Set problem => Go through the records and copy each line where the word "租赁结束时" occurs.

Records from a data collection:
= = = = = = =

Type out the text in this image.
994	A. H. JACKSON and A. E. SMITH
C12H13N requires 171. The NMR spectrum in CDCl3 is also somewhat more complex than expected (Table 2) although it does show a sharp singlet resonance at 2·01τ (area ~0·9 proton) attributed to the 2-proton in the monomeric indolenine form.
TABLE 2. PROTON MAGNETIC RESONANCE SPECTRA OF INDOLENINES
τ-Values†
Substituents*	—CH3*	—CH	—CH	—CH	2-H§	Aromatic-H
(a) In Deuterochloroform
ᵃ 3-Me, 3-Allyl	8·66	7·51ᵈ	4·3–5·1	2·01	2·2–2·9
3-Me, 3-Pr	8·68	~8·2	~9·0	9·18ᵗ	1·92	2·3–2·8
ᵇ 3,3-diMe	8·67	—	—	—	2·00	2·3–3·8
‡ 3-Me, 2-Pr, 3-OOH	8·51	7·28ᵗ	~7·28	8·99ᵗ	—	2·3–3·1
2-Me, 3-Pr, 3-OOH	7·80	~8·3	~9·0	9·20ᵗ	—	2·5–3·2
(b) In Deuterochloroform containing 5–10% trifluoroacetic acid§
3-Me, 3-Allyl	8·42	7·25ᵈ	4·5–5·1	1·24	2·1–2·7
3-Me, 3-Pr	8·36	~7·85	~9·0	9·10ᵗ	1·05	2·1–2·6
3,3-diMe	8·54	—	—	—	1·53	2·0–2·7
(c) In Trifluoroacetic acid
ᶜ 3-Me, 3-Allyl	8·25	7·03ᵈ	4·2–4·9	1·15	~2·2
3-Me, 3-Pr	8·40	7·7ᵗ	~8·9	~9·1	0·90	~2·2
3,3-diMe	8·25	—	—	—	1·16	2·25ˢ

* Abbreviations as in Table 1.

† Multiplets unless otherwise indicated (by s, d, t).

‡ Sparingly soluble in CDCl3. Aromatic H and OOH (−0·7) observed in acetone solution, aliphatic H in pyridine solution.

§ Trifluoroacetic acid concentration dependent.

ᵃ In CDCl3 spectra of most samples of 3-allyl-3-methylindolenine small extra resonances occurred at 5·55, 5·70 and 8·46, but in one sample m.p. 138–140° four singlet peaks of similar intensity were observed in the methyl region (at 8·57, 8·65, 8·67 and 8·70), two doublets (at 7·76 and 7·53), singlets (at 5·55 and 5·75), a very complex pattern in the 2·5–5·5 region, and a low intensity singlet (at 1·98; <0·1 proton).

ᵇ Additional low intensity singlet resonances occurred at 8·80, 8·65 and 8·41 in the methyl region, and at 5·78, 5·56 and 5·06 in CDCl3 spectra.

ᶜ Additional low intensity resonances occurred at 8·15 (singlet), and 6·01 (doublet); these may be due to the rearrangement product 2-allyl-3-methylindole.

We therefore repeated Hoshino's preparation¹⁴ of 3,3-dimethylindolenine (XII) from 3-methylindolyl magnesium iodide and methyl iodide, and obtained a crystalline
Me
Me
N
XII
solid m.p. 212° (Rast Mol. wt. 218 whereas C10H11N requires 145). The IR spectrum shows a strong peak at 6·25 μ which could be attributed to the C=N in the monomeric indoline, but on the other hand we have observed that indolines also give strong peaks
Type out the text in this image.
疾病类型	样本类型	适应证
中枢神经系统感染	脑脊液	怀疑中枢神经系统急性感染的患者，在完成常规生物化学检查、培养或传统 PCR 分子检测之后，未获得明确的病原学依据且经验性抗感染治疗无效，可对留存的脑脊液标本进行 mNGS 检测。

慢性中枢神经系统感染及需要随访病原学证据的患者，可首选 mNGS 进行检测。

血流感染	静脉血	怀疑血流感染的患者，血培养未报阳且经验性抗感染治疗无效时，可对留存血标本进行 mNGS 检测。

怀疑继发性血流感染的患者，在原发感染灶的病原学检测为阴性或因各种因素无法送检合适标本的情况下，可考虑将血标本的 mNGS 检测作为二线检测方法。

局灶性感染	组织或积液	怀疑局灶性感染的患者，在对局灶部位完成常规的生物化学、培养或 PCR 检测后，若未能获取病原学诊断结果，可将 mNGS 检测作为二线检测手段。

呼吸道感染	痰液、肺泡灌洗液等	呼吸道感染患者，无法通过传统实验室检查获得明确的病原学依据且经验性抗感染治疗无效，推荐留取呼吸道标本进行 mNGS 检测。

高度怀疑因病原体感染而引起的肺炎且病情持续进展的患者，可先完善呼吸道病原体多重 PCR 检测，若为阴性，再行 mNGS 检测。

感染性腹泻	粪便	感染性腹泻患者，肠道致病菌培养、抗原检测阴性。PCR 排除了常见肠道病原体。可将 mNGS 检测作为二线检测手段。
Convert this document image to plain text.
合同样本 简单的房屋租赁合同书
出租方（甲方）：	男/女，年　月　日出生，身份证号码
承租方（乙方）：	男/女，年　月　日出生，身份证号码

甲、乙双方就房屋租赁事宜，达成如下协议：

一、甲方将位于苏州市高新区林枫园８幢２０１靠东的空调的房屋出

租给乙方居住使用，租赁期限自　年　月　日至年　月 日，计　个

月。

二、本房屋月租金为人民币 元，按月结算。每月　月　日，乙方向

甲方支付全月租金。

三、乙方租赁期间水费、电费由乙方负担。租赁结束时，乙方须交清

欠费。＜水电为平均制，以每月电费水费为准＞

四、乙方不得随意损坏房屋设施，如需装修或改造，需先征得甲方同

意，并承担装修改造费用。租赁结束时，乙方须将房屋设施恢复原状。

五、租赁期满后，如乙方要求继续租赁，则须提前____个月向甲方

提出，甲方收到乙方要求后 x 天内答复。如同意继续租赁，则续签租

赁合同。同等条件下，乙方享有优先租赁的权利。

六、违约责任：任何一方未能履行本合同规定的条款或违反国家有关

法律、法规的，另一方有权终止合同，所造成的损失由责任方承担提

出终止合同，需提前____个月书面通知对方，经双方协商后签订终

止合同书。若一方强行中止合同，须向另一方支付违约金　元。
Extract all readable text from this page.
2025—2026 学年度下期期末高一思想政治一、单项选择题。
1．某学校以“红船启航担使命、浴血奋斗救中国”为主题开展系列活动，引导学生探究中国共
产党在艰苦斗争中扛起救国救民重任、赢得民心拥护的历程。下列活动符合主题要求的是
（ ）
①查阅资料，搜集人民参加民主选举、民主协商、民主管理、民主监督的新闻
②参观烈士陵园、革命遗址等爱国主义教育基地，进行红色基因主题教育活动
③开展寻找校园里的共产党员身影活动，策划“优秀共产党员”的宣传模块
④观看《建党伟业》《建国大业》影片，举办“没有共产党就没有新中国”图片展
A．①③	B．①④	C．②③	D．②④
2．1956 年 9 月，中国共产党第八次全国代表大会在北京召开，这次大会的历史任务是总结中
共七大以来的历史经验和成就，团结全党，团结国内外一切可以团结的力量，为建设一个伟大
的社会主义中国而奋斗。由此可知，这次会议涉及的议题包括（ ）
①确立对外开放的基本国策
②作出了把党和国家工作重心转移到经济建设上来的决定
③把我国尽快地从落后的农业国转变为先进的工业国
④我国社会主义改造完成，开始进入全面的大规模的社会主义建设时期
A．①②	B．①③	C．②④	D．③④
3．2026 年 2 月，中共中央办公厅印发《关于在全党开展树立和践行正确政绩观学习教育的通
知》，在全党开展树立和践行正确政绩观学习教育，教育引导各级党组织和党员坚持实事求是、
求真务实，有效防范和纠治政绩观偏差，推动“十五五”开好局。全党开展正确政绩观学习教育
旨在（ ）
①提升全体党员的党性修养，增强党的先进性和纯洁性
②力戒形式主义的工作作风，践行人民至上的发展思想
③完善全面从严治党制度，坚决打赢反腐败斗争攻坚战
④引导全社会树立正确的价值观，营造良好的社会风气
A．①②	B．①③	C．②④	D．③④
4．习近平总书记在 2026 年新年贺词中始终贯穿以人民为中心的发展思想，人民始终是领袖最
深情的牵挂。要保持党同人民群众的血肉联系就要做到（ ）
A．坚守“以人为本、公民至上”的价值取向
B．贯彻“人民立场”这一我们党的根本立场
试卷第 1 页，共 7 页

= = = = = = =

Response for this exercise =>
三、乙方租赁期间水费、电费由乙方负担。租赁结束时，乙方须交清
意，并承担装修改造费用。租赁结束时，乙方须将房屋设施恢复原状。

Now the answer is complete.